--- Working data ---
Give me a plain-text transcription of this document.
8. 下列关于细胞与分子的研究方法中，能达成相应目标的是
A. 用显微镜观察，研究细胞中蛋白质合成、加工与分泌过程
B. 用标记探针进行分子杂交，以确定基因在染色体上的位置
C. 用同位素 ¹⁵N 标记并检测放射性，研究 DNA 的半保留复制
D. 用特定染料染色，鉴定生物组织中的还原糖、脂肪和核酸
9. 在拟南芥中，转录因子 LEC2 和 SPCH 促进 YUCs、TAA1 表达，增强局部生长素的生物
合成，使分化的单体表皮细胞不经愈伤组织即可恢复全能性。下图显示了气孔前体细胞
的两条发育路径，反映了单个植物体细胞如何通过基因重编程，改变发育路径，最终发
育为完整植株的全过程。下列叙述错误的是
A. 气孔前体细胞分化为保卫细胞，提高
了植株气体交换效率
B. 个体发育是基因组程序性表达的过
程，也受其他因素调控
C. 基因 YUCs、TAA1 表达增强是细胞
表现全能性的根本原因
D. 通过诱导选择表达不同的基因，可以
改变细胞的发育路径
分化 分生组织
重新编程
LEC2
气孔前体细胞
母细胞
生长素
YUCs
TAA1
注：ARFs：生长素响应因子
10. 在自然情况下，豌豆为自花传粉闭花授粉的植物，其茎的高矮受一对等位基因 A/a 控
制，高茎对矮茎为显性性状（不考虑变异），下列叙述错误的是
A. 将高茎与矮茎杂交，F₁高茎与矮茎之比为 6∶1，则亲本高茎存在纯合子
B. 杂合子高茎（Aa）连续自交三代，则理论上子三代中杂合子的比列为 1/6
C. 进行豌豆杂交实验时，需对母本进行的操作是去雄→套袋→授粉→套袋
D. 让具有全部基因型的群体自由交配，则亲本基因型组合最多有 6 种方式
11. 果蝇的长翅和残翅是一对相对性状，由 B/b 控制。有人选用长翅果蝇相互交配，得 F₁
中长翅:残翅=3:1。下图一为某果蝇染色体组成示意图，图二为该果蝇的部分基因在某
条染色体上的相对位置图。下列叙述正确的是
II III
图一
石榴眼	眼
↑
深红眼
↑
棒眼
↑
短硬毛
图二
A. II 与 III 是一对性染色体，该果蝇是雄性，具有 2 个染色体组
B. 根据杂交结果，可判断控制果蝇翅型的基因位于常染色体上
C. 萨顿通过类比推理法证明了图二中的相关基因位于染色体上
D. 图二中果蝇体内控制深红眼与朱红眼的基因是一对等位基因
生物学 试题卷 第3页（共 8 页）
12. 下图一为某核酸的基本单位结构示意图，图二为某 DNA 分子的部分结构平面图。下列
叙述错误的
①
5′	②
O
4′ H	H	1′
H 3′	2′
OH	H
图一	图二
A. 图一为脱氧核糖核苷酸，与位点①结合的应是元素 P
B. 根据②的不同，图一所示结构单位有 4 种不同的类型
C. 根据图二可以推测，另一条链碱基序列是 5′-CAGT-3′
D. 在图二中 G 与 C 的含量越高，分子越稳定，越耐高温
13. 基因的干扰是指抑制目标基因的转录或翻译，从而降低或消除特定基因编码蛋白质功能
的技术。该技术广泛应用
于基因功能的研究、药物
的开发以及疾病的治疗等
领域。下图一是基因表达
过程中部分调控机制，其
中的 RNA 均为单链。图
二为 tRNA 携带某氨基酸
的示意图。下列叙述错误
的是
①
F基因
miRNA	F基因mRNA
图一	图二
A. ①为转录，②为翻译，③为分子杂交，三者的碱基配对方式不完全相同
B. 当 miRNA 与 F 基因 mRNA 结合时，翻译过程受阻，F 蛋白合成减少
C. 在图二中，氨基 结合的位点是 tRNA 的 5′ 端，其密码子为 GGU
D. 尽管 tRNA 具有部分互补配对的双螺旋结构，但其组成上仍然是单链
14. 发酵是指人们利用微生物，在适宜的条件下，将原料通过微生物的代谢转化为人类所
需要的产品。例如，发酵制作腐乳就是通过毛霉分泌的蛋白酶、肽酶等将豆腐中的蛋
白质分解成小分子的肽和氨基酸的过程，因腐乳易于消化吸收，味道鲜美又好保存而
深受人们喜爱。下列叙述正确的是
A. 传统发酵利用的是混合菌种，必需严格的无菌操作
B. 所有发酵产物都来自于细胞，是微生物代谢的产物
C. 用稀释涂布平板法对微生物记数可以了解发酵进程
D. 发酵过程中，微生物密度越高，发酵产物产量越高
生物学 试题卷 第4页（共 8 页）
---
**Your goal**
In the records, which lines use the word "YUCs"? Report them.

**Task result**
9. 在拟南芥中，转录因子 LEC2 和 SPCH 促进 YUCs、TAA1 表达，增强局部生长素的生物
C. 基因 YUCs、TAA1 表达增强是细胞
YUCs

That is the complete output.